━━━━━ PAGE TEXT
System Design: NLP Processing Pipeline

Requirements

Functional Requirements:

Process text documents through a configurable pipeline of NLP tasks: language detection, tokenization, POS tagging, NER, classification, and sentiment analysis
Support batch processing (millions of documents) and real-time processing (individual documents)
Enable semantic search: embed documents and queries using sentence transformers for dense retrieval
Support 50 languages with model quality degradation gracefully for low-resource languages
Allow pipeline composition: different tasks can be chained or run in parallel per use case
Output results in a structured schema and write to multiple sinks (Elasticsearch, database, event stream)

Non-Functional Requirements:

Real-time pipeline latency under 200ms for a 512-token document
Batch pipeline throughput of 1 million documents per hour
99.9% availability for the real-time pipeline
Model updates deployable with zero downtime using blue-green model loading
Horizontally scalable: adding GPUs must linearly increase batch throughput

Scale Estimation

1 million documents/hour batch = 278 docs/second. A 512-token document through a BERT-base model on GPU takes 20ms; a single T4 GPU processes 50 docs/second. 278 docs/second requires 6 T4 GPUs (with 20% headroom). For real-time: 1,000 requests/second at 200ms latency = 200 concurrent in-flight requests across the GPU pool. Embedding generation (for semantic search): a sentence transformer produces 768-dimensional vectors; 1 million docs * 768 * 4 bytes = 3 GB of embeddings per million documents.

High-Level Architecture

The NLP pipeline is organized as a directed acyclic graph of processing nodes. Each node is a stateless worker that receives a document, applies a transformation (tokenization, model inference, post-processing), and emits enriched output. The pipeline coordinator (a lightweight router service) determines which nodes to invoke for a given request type (defined by the use case config) and orchestrates parallel vs. sequential execution.

For real-time processing, the pipeline runs synchronously within a 200ms budget. Language detection (FastText, 1ms) runs first to select the appropriate language-specific models. Tokenization (HuggingFace tokenizer, compiled to Rust for speed) runs in 2ms. GPU inference runs batched across concurrent requests using NVIDIA Triton Inference Server with dynamic batching. Post-processing (converting logits to labels, filtering entities by confidence) runs CPU-side in parallel with the next request's preprocessing.

For batch processing, documents are partitioned into shards of 10,000 documents, published to Kafka, and consumed by GPU worker pods. Each pod loads the model into GPU memory once and processes the entire shard, amortizing model load overhead. Results are written to S3 in Parquet format and, for search use cases, bulk-indexed into Elasticsearch.

Core Components

Model Serving (Triton Inference Server)

NVIDIA Triton serves all NLP models with dynamic batching: requests arriving within a 5ms window are grouped into a batch for a single GPU forward pass. Models are stored in TensorRT format (BERT-base converted to TensorRT achieves 3x speedup vs. PyTorch on T4). Concurrent model instances allow multiple models (NER, classification, sentiment) to run on the same GPU in parallel using GPU time-slicing. Model versions are managed through Triton's model repository; new versions are loaded while old versions continue serving, enabling zero-downtime updates.
━━━━━━━━━━
━━━━━ ENTRIES
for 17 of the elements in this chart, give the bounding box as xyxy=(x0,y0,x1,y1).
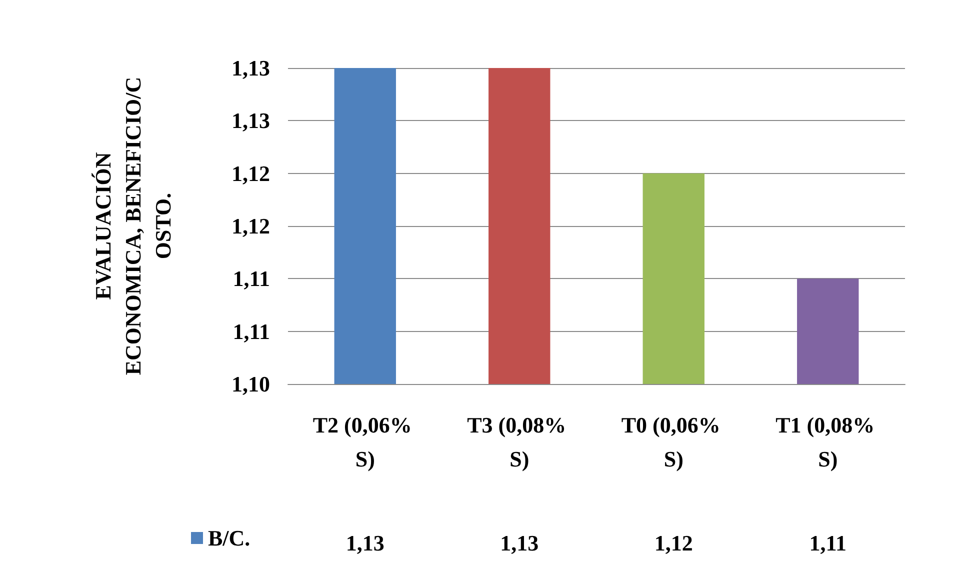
y-tick-label: 1,12 xyxy=(232,214,270,238)
y-tick-label: 1,12 xyxy=(232,160,270,186)
x-tick-label: T0 (0,06% S) xyxy=(621,412,726,472)
x-tick-label: T3 (0,08% S) xyxy=(467,412,572,472)
x-tick-label: T1 (0,08% S) xyxy=(776,412,880,472)
y-axis-title: EVALUACIÓN ECONOMICA, BENEFICIO/COSTO. xyxy=(90,76,176,376)
y-tick-label: 1,10 xyxy=(232,372,270,396)
legend-label: B/C. xyxy=(208,526,250,550)
y-tick-label: 1,13 xyxy=(232,108,270,134)
data-label: 1,11 xyxy=(809,530,847,556)
data-label: 1,13 xyxy=(346,530,384,556)
y-tick-label: 1,13 xyxy=(232,56,270,80)
data-label: 1,12 xyxy=(654,530,693,556)
data-label: 1,13 xyxy=(500,530,539,556)
y-tick-label: 1,11 xyxy=(232,266,270,292)
x-tick-label: T2 (0,06% S) xyxy=(312,412,418,472)
y-tick-label: 1,11 xyxy=(232,318,270,344)
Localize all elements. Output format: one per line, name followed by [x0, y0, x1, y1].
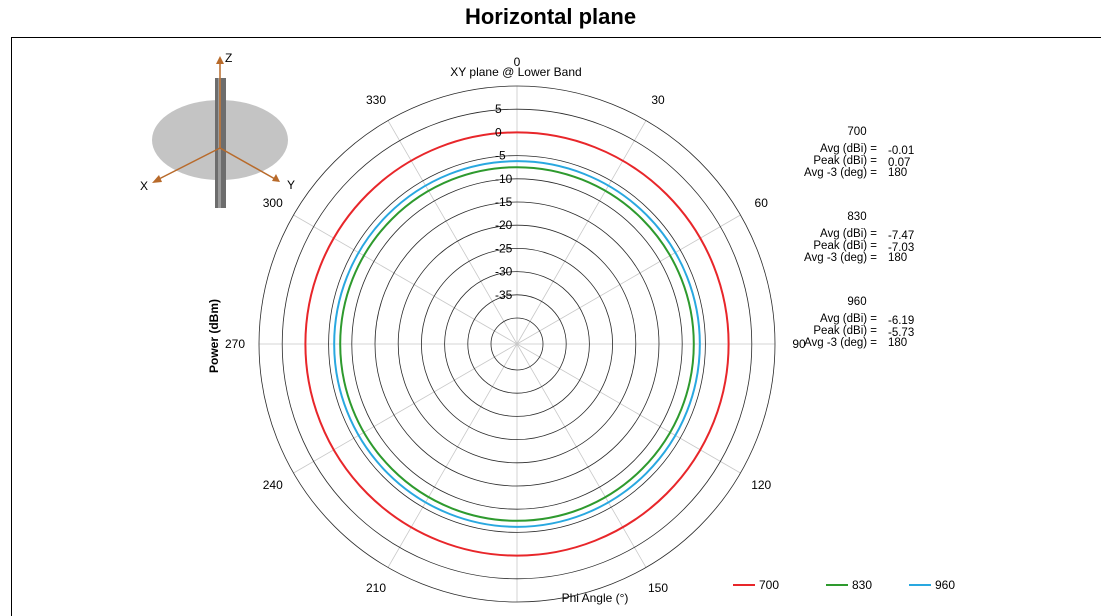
━━━━━━━━━━
GIVEN REQUEST: Rewrite the NLP pipeline design text from "Scale Estimation" to "per million documents.", putting "A10" wherever "T4" appears.

SOLUTION BELOW:
Scale Estimation

1 million documents/hour batch = 278 docs/second. A 512-token document through a BERT-base model on GPU takes 20ms; a single A10 GPU processes 50 docs/second. 278 docs/second requires 6 A10 GPUs (with 20% headroom). For real-time: 1,000 requests/second at 200ms latency = 200 concurrent in-flight requests across the GPU pool. Embedding generation (for semantic search): a sentence transformer produces 768-dimensional vectors; 1 million docs * 768 * 4 bytes = 3 GB of embeddings per million documents.